» **What is expected**: Work out how many lines have "Orénoque" in them. Give only that number.

[Recorded data]
*-*-*
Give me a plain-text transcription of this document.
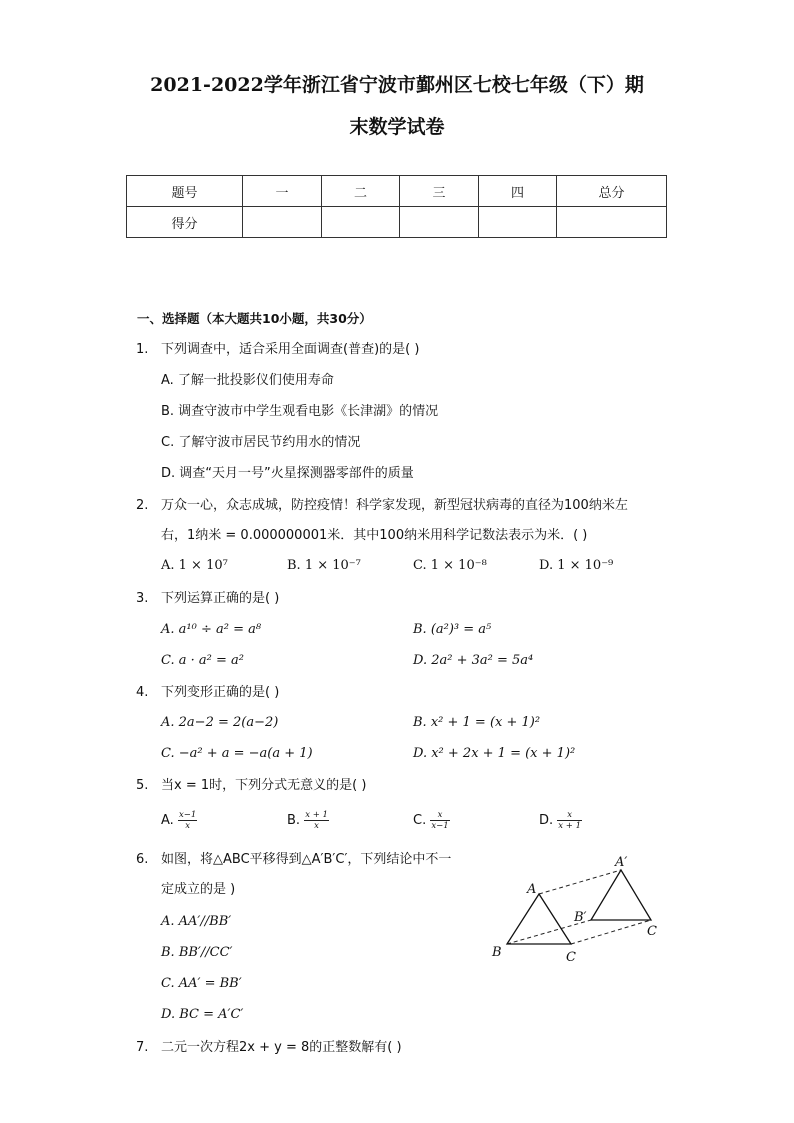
2021-2022学年浙江省宁波市鄞州区七校七年级（下）期
末数学试卷
题号	一	二	三	四	总分
得分					
一、选择题（本大题共10小题，共30分）
1. 下列调查中，适合采用全面调查(普查)的是( )
A. 了解一批投影仪们使用寿命
B. 调查守波市中学生观看电影《长津湖》的情况
C. 了解守波市居民节约用水的情况
D. 调查“天月一号”火星探测器零部件的质量
2. 万众一心，众志成城，防控疫情！科学家发现，新型冠状病毒的直径为100纳米左
右，1纳米 = 0.000000001米．其中100纳米用科学记数法表示为米．( )
A. 1 × 10⁷	B. 1 × 10⁻⁷	C. 1 × 10⁻⁸	D. 1 × 10⁻⁹
3. 下列运算正确的是( )
A. a¹⁰ ÷ a² = a⁸	B. (a²)³ = a⁵
C. a · a² = a²	D. 2a² + 3a² = 5a⁴
4. 下列变形正确的是( )
A. 2a−2 = 2(a−2)	B. x² + 1 = (x + 1)²
C. −a² + a = −a(a + 1)	D. x² + 2x + 1 = (x + 1)²
5. 当x = 1时，下列分式无意义的是( )
A. $\frac{x-1}{x}$	B. $\frac{x + 1}{x}$	C. $\frac{x}{x-1}$	D. $\frac{x}{x + 1}$
6. 如图，将△ABC平移得到△A′B′C′，下列结论中不一
定成立的是 )
A. AA′//BB′
B. BB′//CC′
C. AA′ = BB′
D. BC = A′C′
A
B	C
A′
B′
C
7. 二元一次方程2x + y = 8的正整数解有( )
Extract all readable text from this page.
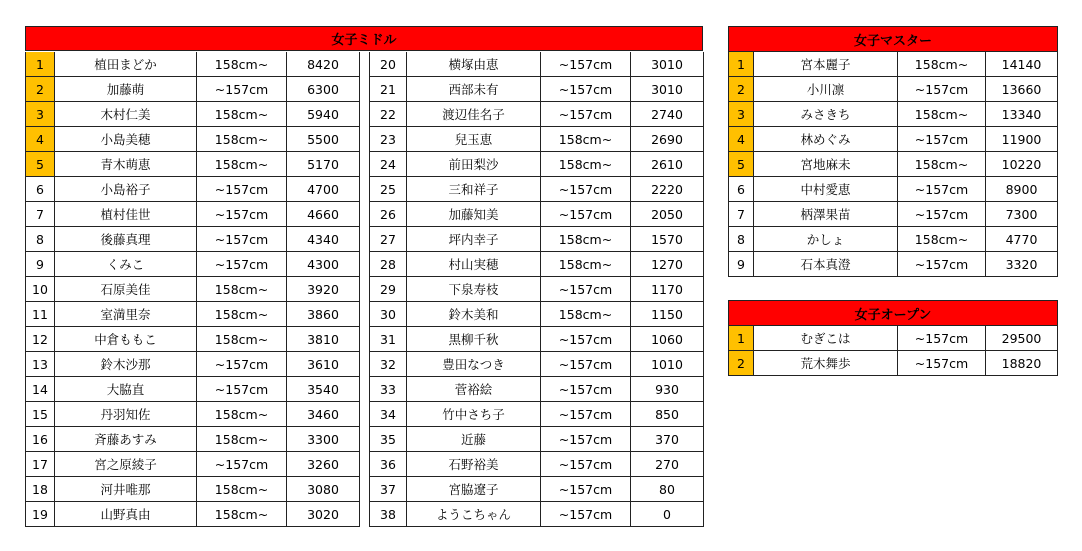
1	植田まどか	158cm~	8420
2	加藤萌	~157cm	6300
3	木村仁美	158cm~	5940
4	小島美穂	158cm~	5500
5	青木萌恵	158cm~	5170
6	小島裕子	~157cm	4700
7	植村佳世	~157cm	4660
8	後藤真理	~157cm	4340
9	くみこ	~157cm	4300
10	石原美佳	158cm~	3920
11	室満里奈	158cm~	3860
12	中倉ももこ	158cm~	3810
13	鈴木沙那	~157cm	3610
14	大脇直	~157cm	3540
15	丹羽知佐	158cm~	3460
16	斉藤あすみ	158cm~	3300
17	宮之原綾子	~157cm	3260
18	河井唯那	158cm~	3080
19	山野真由	158cm~	3020
女子ミドル

20	横塚由恵	~157cm	3010
21	西部未有	~157cm	3010
22	渡辺佳名子	~157cm	2740
23	兒玉恵	158cm~	2690
24	前田梨沙	158cm~	2610
25	三和祥子	~157cm	2220
26	加藤知美	~157cm	2050
27	坪内幸子	158cm~	1570
28	村山実穂	158cm~	1270
29	下泉寿枝	~157cm	1170
30	鈴木美和	158cm~	1150
31	黒柳千秋	~157cm	1060
32	豊田なつき	~157cm	1010
33	菅裕絵	~157cm	930
34	竹中さち子	~157cm	850
35	近藤	~157cm	370
36	石野裕美	~157cm	270
37	宮脇遼子	~157cm	80
38	ようこちゃん	~157cm	0
女子マスター			
1	宮本麗子	158cm~	14140
2	小川凛	~157cm	13660
3	みさきち	158cm~	13340
4	林めぐみ	~157cm	11900
5	宮地麻未	158cm~	10220
6	中村愛恵	~157cm	8900
7	柄澤果苗	~157cm	7300
8	かしょ	158cm~	4770
9	石本真澄	~157cm	3320
女子オープン			
1	むぎこは	~157cm	29500
2	荒木舞歩	~157cm	18820
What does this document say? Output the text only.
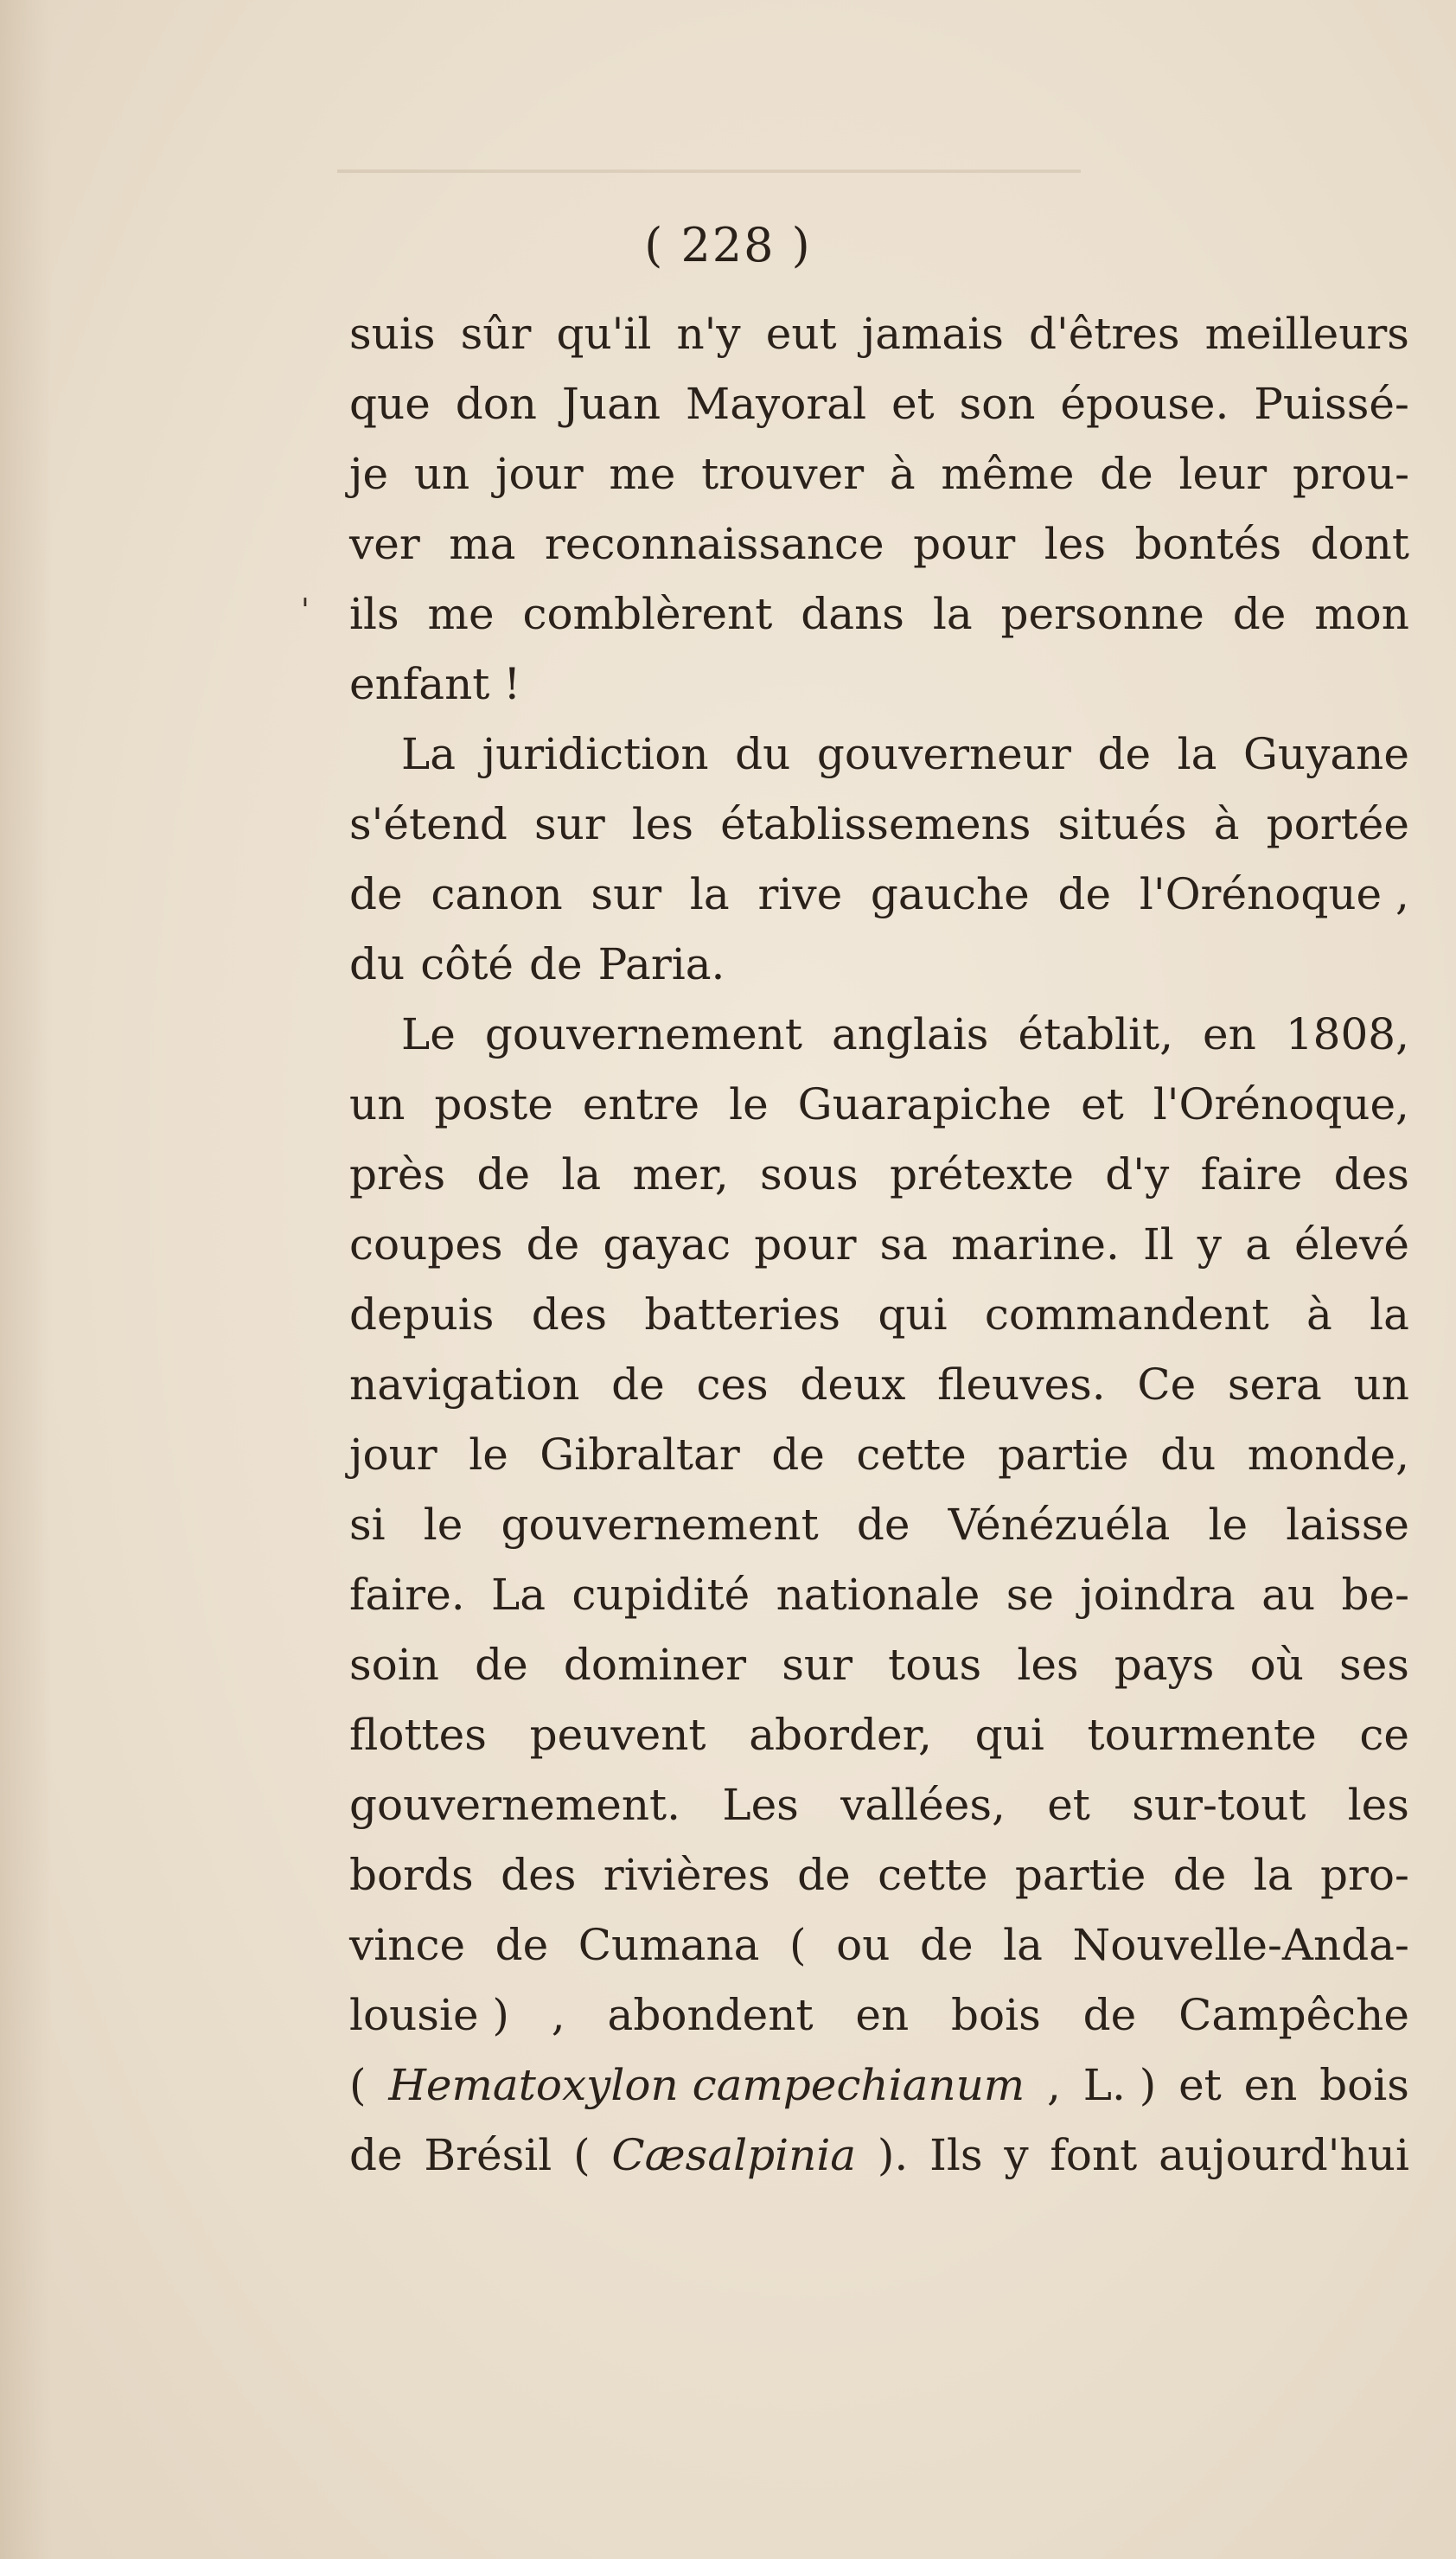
( 228 )
'
suis sûr qu'il n'y eut jamais d'êtres meilleurs
que don Juan Mayoral et son épouse. Puissé-
je un jour me trouver à même de leur prou-
ver ma reconnaissance pour les bontés dont
ils me comblèrent dans la personne de mon
enfant !
La juridiction du gouverneur de la Guyane
s'étend sur les établissemens situés à portée
de canon sur la rive gauche de l'Orénoque ,
du côté de Paria.
Le gouvernement anglais établit, en 1808,
un poste entre le Guarapiche et l'Orénoque,
près de la mer, sous prétexte d'y faire des
coupes de gayac pour sa marine. Il y a élevé
depuis des batteries qui commandent à la
navigation de ces deux fleuves. Ce sera un
jour le Gibraltar de cette partie du monde,
si le gouvernement de Vénézuéla le laisse
faire. La cupidité nationale se joindra au be-
soin de dominer sur tous les pays où ses
flottes peuvent aborder, qui tourmente ce
gouvernement. Les vallées, et sur-tout les
bords des rivières de cette partie de la pro-
vince de Cumana ( ou de la Nouvelle-Anda-
lousie ) , abondent en bois de Campêche
( Hematoxylon campechianum , L. ) et en bois
de Brésil ( Cæsalpinia ). Ils y font aujourd'hui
*-*-*
» **Output of the exercise**: 2